Print all of the lines exactly. Any picture among them stays out.

■ **Information supplied**
## begin
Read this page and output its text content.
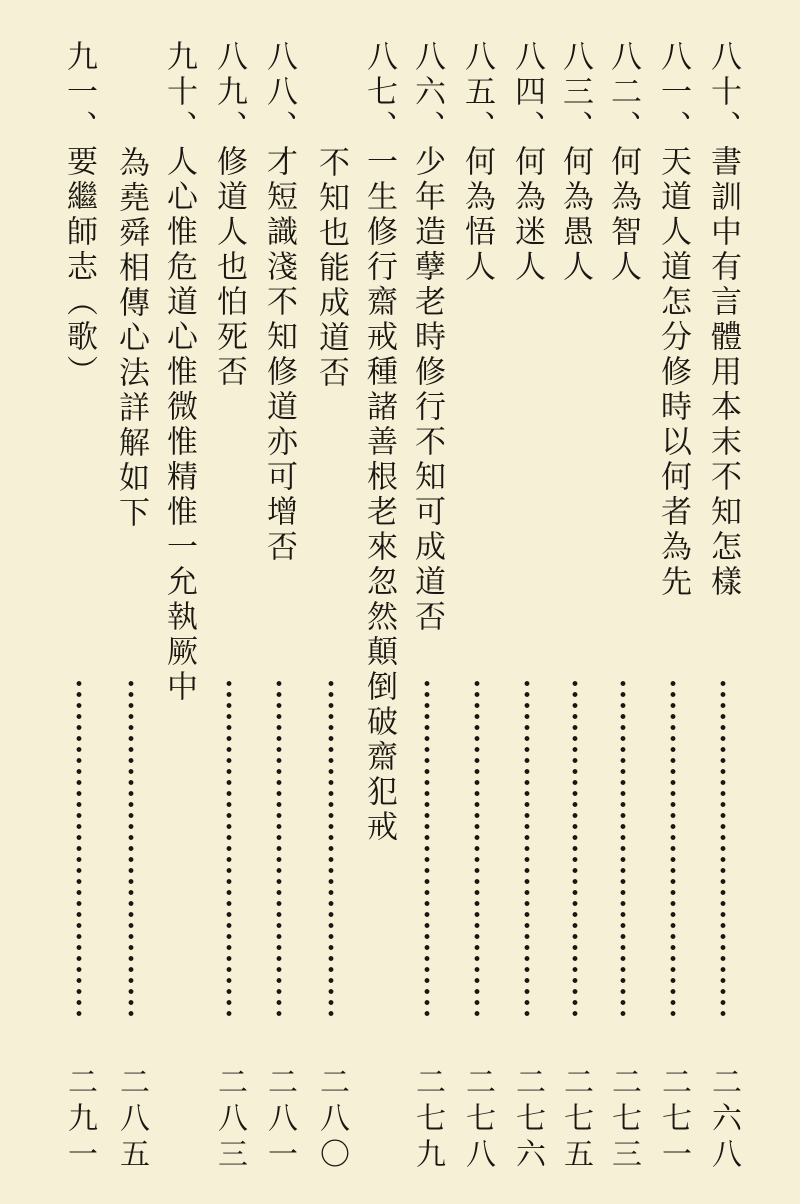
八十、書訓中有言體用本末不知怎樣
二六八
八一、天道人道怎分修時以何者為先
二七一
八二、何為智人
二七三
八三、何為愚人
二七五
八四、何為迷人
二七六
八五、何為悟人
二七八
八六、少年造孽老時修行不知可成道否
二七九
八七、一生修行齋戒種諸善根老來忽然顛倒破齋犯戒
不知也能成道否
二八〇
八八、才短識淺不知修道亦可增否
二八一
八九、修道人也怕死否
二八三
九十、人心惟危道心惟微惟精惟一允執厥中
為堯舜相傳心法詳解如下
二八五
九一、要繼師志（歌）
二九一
## end
■ **Exercise output**
Read this page and output its text content.
八十、書訓中有言體用本末不知怎樣
二六八
八一、天道人道怎分修時以何者為先
二七一
八二、何為智人
二七三
八三、何為愚人
二七五
八四、何為迷人
二七六
八五、何為悟人
二七八
八六、少年造孽老時修行不知可成道否
二七九
八七、一生修行齋戒種諸善根老來忽然顛倒破齋犯戒
不知也能成道否
二八〇
八八、才短識淺不知修道亦可增否
二八一
八九、修道人也怕死否
二八三
九十、人心惟危道心惟微惟精惟一允執厥中
為堯舜相傳心法詳解如下
二八五
九一、要繼師志（歌）
二九一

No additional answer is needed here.